### Required task
Transcribe the records below exactly as they appear.

### Raw data
========================================
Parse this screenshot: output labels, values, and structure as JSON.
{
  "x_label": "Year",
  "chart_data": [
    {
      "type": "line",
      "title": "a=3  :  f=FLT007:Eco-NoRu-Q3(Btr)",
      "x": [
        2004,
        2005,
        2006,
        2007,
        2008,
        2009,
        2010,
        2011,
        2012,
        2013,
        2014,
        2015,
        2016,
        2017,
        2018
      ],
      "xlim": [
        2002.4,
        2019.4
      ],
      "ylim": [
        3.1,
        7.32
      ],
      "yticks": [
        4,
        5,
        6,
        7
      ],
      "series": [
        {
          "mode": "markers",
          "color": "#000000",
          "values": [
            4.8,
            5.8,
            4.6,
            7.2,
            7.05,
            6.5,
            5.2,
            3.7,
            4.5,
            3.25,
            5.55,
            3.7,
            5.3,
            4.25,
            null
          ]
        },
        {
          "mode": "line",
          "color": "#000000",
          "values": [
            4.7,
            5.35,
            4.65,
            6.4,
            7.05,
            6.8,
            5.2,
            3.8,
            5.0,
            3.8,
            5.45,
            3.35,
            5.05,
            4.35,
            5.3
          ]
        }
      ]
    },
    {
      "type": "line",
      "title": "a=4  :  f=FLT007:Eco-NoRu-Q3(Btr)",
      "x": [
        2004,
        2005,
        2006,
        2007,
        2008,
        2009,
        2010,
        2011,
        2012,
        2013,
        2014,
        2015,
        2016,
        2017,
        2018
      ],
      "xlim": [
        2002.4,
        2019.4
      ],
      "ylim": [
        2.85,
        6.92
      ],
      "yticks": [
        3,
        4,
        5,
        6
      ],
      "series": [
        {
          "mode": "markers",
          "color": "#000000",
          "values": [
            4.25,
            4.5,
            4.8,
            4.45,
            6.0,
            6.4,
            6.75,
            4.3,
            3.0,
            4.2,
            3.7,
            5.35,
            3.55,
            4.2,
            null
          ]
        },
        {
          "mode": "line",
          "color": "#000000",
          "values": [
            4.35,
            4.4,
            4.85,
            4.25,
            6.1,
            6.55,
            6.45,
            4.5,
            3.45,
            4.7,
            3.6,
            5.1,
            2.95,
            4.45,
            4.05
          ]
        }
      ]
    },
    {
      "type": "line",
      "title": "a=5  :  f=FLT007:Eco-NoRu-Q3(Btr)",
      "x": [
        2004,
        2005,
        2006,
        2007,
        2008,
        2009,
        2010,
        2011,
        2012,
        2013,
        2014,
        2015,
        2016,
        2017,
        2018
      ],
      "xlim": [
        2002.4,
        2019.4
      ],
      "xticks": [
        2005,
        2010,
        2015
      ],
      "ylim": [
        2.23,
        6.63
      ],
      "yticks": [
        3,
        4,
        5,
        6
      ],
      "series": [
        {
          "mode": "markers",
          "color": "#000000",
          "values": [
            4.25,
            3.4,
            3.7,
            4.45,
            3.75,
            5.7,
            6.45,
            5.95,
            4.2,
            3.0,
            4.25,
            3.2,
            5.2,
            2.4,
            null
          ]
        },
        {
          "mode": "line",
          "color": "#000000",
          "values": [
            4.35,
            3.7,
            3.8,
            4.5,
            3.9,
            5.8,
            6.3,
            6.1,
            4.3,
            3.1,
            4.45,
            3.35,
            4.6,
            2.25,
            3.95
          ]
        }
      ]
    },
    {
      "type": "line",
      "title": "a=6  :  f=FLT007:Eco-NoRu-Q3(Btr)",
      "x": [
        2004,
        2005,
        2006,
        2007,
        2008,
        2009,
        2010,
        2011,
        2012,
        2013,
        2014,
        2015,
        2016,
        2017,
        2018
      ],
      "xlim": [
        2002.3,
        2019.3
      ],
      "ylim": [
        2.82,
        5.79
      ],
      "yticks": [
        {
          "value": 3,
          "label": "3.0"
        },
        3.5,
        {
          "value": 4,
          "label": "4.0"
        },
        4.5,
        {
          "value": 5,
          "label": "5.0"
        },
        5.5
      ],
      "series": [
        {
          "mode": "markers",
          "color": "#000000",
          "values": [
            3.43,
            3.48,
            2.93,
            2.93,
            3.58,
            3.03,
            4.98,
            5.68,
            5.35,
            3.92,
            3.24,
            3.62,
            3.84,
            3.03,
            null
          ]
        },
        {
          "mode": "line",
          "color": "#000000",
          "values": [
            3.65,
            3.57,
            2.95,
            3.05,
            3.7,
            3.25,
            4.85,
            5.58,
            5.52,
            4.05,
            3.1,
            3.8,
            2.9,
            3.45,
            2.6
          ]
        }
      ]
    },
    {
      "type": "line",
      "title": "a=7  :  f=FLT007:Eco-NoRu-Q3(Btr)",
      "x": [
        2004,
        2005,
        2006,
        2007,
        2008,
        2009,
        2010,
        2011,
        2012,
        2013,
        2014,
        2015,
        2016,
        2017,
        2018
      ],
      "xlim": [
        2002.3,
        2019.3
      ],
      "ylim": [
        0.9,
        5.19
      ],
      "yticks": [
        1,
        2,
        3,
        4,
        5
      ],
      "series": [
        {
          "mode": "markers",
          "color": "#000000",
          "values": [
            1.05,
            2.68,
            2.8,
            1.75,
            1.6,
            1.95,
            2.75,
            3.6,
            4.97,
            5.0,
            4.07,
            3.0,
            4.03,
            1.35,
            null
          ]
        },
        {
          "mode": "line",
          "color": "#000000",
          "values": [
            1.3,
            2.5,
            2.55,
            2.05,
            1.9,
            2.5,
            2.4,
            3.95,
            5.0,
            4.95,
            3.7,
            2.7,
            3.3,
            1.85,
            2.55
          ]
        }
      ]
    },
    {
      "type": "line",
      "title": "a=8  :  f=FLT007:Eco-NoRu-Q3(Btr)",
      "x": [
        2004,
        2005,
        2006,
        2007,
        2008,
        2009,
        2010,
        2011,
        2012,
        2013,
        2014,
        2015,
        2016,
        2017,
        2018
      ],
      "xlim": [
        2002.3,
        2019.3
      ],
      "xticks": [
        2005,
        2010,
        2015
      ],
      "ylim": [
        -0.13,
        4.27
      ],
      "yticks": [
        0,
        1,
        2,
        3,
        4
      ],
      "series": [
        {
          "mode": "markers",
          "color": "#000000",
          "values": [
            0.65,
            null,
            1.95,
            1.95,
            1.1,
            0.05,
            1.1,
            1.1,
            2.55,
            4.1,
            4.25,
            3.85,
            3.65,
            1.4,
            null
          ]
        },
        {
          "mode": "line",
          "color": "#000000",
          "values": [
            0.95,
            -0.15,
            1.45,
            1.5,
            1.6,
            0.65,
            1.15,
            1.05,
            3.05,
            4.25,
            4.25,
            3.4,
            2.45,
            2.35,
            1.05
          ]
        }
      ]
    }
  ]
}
========================================
### Correct result
Parse this screenshot: output labels, values, and structure as JSON.
{
  "x_label": "Year",
  "chart_data": [
    {
      "type": "line",
      "title": "a=3  :  f=FLT007:Eco-NoRu-Q3(Btr)",
      "x": [
        2004,
        2005,
        2006,
        2007,
        2008,
        2009,
        2010,
        2011,
        2012,
        2013,
        2014,
        2015,
        2016,
        2017,
        2018
      ],
      "xlim": [
        2002.4,
        2019.4
      ],
      "ylim": [
        3.1,
        7.32
      ],
      "yticks": [
        4,
        5,
        6,
        7
      ],
      "series": [
        {
          "mode": "markers",
          "color": "#000000",
          "values": [
            4.8,
            5.8,
            4.6,
            7.2,
            7.05,
            6.5,
            5.2,
            3.7,
            4.5,
            3.25,
            5.55,
            3.7,
            5.3,
            4.25,
            null
          ]
        },
        {
          "mode": "line",
          "color": "#000000",
          "values": [
            4.7,
            5.35,
            4.65,
            6.4,
            7.05,
            6.8,
            5.2,
            3.8,
            5.0,
            3.8,
            5.45,
            3.35,
            5.05,
            4.35,
            5.3
          ]
        }
      ]
    },
    {
      "type": "line",
      "title": "a=4  :  f=FLT007:Eco-NoRu-Q3(Btr)",
      "x": [
        2004,
        2005,
        2006,
        2007,
        2008,
        2009,
        2010,
        2011,
        2012,
        2013,
        2014,
        2015,
        2016,
        2017,
        2018
      ],
      "xlim": [
        2002.4,
        2019.4
      ],
      "ylim": [
        2.85,
        6.92
      ],
      "yticks": [
        3,
        4,
        5,
        6
      ],
      "series": [
        {
          "mode": "markers",
          "color": "#000000",
          "values": [
            4.25,
            4.5,
            4.8,
            4.45,
            6.0,
            6.4,
            6.75,
            4.3,
            3.0,
            4.2,
            3.7,
            5.35,
            3.55,
            4.2,
            null
          ]
        },
        {
          "mode": "line",
          "color": "#000000",
          "values": [
            4.35,
            4.4,
            4.85,
            4.25,
            6.1,
            6.55,
            6.45,
            4.5,
            3.45,
            4.7,
            3.6,
            5.1,
            2.95,
            4.45,
            4.05
          ]
        }
      ]
    },
    {
      "type": "line",
      "title": "a=5  :  f=FLT007:Eco-NoRu-Q3(Btr)",
      "x": [
        2004,
        2005,
        2006,
        2007,
        2008,
        2009,
        2010,
        2011,
        2012,
        2013,
        2014,
        2015,
        2016,
        2017,
        2018
      ],
      "xlim": [
        2002.4,
        2019.4
      ],
      "xticks": [
        2005,
        2010,
        2015
      ],
      "ylim": [
        2.23,
        6.63
      ],
      "yticks": [
        3,
        4,
        5,
        6
      ],
      "series": [
        {
          "mode": "markers",
          "color": "#000000",
          "values": [
            4.25,
            3.4,
            3.7,
            4.45,
            3.75,
            5.7,
            6.45,
            5.95,
            4.2,
            3.0,
            4.25,
            3.2,
            5.2,
            2.4,
            null
          ]
        },
        {
          "mode": "line",
          "color": "#000000",
          "values": [
            4.35,
            3.7,
            3.8,
            4.5,
            3.9,
            5.8,
            6.3,
            6.1,
            4.3,
            3.1,
            4.45,
            3.35,
            4.6,
            2.25,
            3.95
          ]
        }
      ]
    },
    {
      "type": "line",
      "title": "a=6  :  f=FLT007:Eco-NoRu-Q3(Btr)",
      "x": [
        2004,
        2005,
        2006,
        2007,
        2008,
        2009,
        2010,
        2011,
        2012,
        2013,
        2014,
        2015,
        2016,
        2017,
        2018
      ],
      "xlim": [
        2002.3,
        2019.3
      ],
      "ylim": [
        2.82,
        5.79
      ],
      "yticks": [
        {
          "value": 3,
          "label": "3.0"
        },
        3.5,
        {
          "value": 4,
          "label": "4.0"
        },
        4.5,
        {
          "value": 5,
          "label": "5.0"
        },
        5.5
      ],
      "series": [
        {
          "mode": "markers",
          "color": "#000000",
          "values": [
            3.43,
            3.48,
            2.93,
            2.93,
            3.58,
            3.03,
            4.98,
            5.68,
            5.35,
            3.92,
            3.24,
            3.62,
            3.84,
            3.03,
            null
          ]
        },
        {
          "mode": "line",
          "color": "#000000",
          "values": [
            3.65,
            3.57,
            2.95,
            3.05,
            3.7,
            3.25,
            4.85,
            5.58,
            5.52,
            4.05,
            3.1,
            3.8,
            2.9,
            3.45,
            2.6
          ]
        }
      ]
    },
    {
      "type": "line",
      "title": "a=7  :  f=FLT007:Eco-NoRu-Q3(Btr)",
      "x": [
        2004,
        2005,
        2006,
        2007,
        2008,
        2009,
        2010,
        2011,
        2012,
        2013,
        2014,
        2015,
        2016,
        2017,
        2018
      ],
      "xlim": [
        2002.3,
        2019.3
      ],
      "ylim": [
        0.9,
        5.19
      ],
      "yticks": [
        1,
        2,
        3,
        4,
        5
      ],
      "series": [
        {
          "mode": "markers",
          "color": "#000000",
          "values": [
            1.05,
            2.68,
            2.8,
            1.75,
            1.6,
            1.95,
            2.75,
            3.6,
            4.97,
            5.0,
            4.07,
            3.0,
            4.03,
            1.35,
            null
          ]
        },
        {
          "mode": "line",
          "color": "#000000",
          "values": [
            1.3,
            2.5,
            2.55,
            2.05,
            1.9,
            2.5,
            2.4,
            3.95,
            5.0,
            4.95,
            3.7,
            2.7,
            3.3,
            1.85,
            2.55
          ]
        }
      ]
    },
    {
      "type": "line",
      "title": "a=8  :  f=FLT007:Eco-NoRu-Q3(Btr)",
      "x": [
        2004,
        2005,
        2006,
        2007,
        2008,
        2009,
        2010,
        2011,
        2012,
        2013,
        2014,
        2015,
        2016,
        2017,
        2018
      ],
      "xlim": [
        2002.3,
        2019.3
      ],
      "xticks": [
        2005,
        2010,
        2015
      ],
      "ylim": [
        -0.13,
        4.27
      ],
      "yticks": [
        0,
        1,
        2,
        3,
        4
      ],
      "series": [
        {
          "mode": "markers",
          "color": "#000000",
          "values": [
            0.65,
            null,
            1.95,
            1.95,
            1.1,
            0.05,
            1.1,
            1.1,
            2.55,
            4.1,
            4.25,
            3.85,
            3.65,
            1.4,
            null
          ]
        },
        {
          "mode": "line",
          "color": "#000000",
          "values": [
            0.95,
            -0.15,
            1.45,
            1.5,
            1.6,
            0.65,
            1.15,
            1.05,
            3.05,
            4.25,
            4.25,
            3.4,
            2.45,
            2.35,
            1.05
          ]
        }
      ]
    }
  ]
}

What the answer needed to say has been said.